REQUIREMENT: Copy out every record precisely.

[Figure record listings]
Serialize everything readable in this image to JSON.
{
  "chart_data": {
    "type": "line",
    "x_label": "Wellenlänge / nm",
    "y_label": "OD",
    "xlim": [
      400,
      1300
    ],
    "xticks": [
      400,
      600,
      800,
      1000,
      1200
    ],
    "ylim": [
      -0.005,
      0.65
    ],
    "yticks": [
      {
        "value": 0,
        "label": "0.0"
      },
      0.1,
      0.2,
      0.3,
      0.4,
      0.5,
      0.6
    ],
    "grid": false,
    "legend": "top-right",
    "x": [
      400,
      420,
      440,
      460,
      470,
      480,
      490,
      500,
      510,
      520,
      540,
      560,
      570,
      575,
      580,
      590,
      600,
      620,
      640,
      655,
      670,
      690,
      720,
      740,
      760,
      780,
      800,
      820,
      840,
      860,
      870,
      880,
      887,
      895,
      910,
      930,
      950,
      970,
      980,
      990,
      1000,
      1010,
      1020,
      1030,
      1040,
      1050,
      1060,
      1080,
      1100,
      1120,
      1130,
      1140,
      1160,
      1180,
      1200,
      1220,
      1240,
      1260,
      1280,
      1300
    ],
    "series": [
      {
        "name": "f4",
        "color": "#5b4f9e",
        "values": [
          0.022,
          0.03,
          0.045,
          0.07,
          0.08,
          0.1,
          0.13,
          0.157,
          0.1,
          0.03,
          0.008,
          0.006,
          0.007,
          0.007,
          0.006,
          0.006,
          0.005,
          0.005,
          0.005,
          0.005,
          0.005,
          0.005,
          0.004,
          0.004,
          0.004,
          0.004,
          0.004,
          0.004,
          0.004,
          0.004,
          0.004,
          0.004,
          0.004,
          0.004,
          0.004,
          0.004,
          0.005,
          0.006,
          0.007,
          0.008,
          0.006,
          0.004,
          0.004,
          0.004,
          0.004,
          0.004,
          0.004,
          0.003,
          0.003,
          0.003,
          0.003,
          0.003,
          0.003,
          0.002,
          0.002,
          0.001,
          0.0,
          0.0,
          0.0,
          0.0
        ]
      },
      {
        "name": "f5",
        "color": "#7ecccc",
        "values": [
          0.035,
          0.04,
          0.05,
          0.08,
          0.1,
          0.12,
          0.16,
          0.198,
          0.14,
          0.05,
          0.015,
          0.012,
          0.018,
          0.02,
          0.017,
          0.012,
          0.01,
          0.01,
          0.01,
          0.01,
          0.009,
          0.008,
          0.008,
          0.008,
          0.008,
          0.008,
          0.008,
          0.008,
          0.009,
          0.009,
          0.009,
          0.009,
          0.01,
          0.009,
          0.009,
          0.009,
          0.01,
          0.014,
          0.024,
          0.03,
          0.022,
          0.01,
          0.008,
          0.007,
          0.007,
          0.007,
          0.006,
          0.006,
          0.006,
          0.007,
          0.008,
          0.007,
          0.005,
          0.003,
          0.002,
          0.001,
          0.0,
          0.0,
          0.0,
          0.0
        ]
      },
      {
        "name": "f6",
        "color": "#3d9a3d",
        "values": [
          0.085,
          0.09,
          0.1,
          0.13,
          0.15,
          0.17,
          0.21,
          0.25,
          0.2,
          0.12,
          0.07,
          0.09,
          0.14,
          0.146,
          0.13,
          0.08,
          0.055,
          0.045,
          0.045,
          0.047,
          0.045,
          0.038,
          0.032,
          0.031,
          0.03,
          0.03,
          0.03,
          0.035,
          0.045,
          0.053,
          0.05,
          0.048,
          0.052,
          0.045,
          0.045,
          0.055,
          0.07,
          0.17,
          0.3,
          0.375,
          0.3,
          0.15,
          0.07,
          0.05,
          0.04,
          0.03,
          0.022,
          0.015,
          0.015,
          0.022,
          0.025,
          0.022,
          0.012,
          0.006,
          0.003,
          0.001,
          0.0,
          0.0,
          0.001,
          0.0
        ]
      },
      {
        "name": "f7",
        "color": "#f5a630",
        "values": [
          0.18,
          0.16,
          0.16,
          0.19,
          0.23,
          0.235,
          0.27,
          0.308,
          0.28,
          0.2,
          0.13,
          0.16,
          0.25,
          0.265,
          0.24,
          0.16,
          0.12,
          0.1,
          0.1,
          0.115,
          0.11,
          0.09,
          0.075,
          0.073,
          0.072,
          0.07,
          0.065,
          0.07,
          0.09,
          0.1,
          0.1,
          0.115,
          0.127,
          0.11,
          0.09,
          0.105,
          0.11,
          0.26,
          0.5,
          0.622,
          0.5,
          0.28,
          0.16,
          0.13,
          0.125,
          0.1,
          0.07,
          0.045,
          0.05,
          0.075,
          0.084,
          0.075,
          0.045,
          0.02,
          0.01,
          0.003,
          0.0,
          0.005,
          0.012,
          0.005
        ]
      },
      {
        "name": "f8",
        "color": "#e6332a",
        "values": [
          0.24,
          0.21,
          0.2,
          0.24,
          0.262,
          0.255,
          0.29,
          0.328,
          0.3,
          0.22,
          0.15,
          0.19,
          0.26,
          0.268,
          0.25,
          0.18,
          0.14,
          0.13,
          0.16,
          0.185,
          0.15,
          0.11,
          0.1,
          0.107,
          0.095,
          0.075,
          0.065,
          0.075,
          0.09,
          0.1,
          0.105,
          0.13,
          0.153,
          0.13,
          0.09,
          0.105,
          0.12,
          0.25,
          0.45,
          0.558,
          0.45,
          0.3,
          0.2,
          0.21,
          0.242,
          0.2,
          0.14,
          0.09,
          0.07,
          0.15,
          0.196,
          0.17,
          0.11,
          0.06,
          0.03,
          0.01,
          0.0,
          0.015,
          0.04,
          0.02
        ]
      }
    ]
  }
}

ANSWER FOR THE TASK:
Serialize everything readable in this image to JSON.
{
  "chart_data": {
    "type": "line",
    "x_label": "Wellenlänge / nm",
    "y_label": "OD",
    "xlim": [
      400,
      1300
    ],
    "xticks": [
      400,
      600,
      800,
      1000,
      1200
    ],
    "ylim": [
      -0.005,
      0.65
    ],
    "yticks": [
      {
        "value": 0,
        "label": "0.0"
      },
      0.1,
      0.2,
      0.3,
      0.4,
      0.5,
      0.6
    ],
    "grid": false,
    "legend": "top-right",
    "x": [
      400,
      420,
      440,
      460,
      470,
      480,
      490,
      500,
      510,
      520,
      540,
      560,
      570,
      575,
      580,
      590,
      600,
      620,
      640,
      655,
      670,
      690,
      720,
      740,
      760,
      780,
      800,
      820,
      840,
      860,
      870,
      880,
      887,
      895,
      910,
      930,
      950,
      970,
      980,
      990,
      1000,
      1010,
      1020,
      1030,
      1040,
      1050,
      1060,
      1080,
      1100,
      1120,
      1130,
      1140,
      1160,
      1180,
      1200,
      1220,
      1240,
      1260,
      1280,
      1300
    ],
    "series": [
      {
        "name": "f4",
        "color": "#5b4f9e",
        "values": [
          0.022,
          0.03,
          0.045,
          0.07,
          0.08,
          0.1,
          0.13,
          0.157,
          0.1,
          0.03,
          0.008,
          0.006,
          0.007,
          0.007,
          0.006,
          0.006,
          0.005,
          0.005,
          0.005,
          0.005,
          0.005,
          0.005,
          0.004,
          0.004,
          0.004,
          0.004,
          0.004,
          0.004,
          0.004,
          0.004,
          0.004,
          0.004,
          0.004,
          0.004,
          0.004,
          0.004,
          0.005,
          0.006,
          0.007,
          0.008,
          0.006,
          0.004,
          0.004,
          0.004,
          0.004,
          0.004,
          0.004,
          0.003,
          0.003,
          0.003,
          0.003,
          0.003,
          0.003,
          0.002,
          0.002,
          0.001,
          0.0,
          0.0,
          0.0,
          0.0
        ]
      },
      {
        "name": "f5",
        "color": "#7ecccc",
        "values": [
          0.035,
          0.04,
          0.05,
          0.08,
          0.1,
          0.12,
          0.16,
          0.198,
          0.14,
          0.05,
          0.015,
          0.012,
          0.018,
          0.02,
          0.017,
          0.012,
          0.01,
          0.01,
          0.01,
          0.01,
          0.009,
          0.008,
          0.008,
          0.008,
          0.008,
          0.008,
          0.008,
          0.008,
          0.009,
          0.009,
          0.009,
          0.009,
          0.01,
          0.009,
          0.009,
          0.009,
          0.01,
          0.014,
          0.024,
          0.03,
          0.022,
          0.01,
          0.008,
          0.007,
          0.007,
          0.007,
          0.006,
          0.006,
          0.006,
          0.007,
          0.008,
          0.007,
          0.005,
          0.003,
          0.002,
          0.001,
          0.0,
          0.0,
          0.0,
          0.0
        ]
      },
      {
        "name": "f6",
        "color": "#3d9a3d",
        "values": [
          0.085,
          0.09,
          0.1,
          0.13,
          0.15,
          0.17,
          0.21,
          0.25,
          0.2,
          0.12,
          0.07,
          0.09,
          0.14,
          0.146,
          0.13,
          0.08,
          0.055,
          0.045,
          0.045,
          0.047,
          0.045,
          0.038,
          0.032,
          0.031,
          0.03,
          0.03,
          0.03,
          0.035,
          0.045,
          0.053,
          0.05,
          0.048,
          0.052,
          0.045,
          0.045,
          0.055,
          0.07,
          0.17,
          0.3,
          0.375,
          0.3,
          0.15,
          0.07,
          0.05,
          0.04,
          0.03,
          0.022,
          0.015,
          0.015,
          0.022,
          0.025,
          0.022,
          0.012,
          0.006,
          0.003,
          0.001,
          0.0,
          0.0,
          0.001,
          0.0
        ]
      },
      {
        "name": "f7",
        "color": "#f5a630",
        "values": [
          0.18,
          0.16,
          0.16,
          0.19,
          0.23,
          0.235,
          0.27,
          0.308,
          0.28,
          0.2,
          0.13,
          0.16,
          0.25,
          0.265,
          0.24,
          0.16,
          0.12,
          0.1,
          0.1,
          0.115,
          0.11,
          0.09,
          0.075,
          0.073,
          0.072,
          0.07,
          0.065,
          0.07,
          0.09,
          0.1,
          0.1,
          0.115,
          0.127,
          0.11,
          0.09,
          0.105,
          0.11,
          0.26,
          0.5,
          0.622,
          0.5,
          0.28,
          0.16,
          0.13,
          0.125,
          0.1,
          0.07,
          0.045,
          0.05,
          0.075,
          0.084,
          0.075,
          0.045,
          0.02,
          0.01,
          0.003,
          0.0,
          0.005,
          0.012,
          0.005
        ]
      },
      {
        "name": "f8",
        "color": "#e6332a",
        "values": [
          0.24,
          0.21,
          0.2,
          0.24,
          0.262,
          0.255,
          0.29,
          0.328,
          0.3,
          0.22,
          0.15,
          0.19,
          0.26,
          0.268,
          0.25,
          0.18,
          0.14,
          0.13,
          0.16,
          0.185,
          0.15,
          0.11,
          0.1,
          0.107,
          0.095,
          0.075,
          0.065,
          0.075,
          0.09,
          0.1,
          0.105,
          0.13,
          0.153,
          0.13,
          0.09,
          0.105,
          0.12,
          0.25,
          0.45,
          0.558,
          0.45,
          0.3,
          0.2,
          0.21,
          0.242,
          0.2,
          0.14,
          0.09,
          0.07,
          0.15,
          0.196,
          0.17,
          0.11,
          0.06,
          0.03,
          0.01,
          0.0,
          0.015,
          0.04,
          0.02
        ]
      }
    ]
  }
}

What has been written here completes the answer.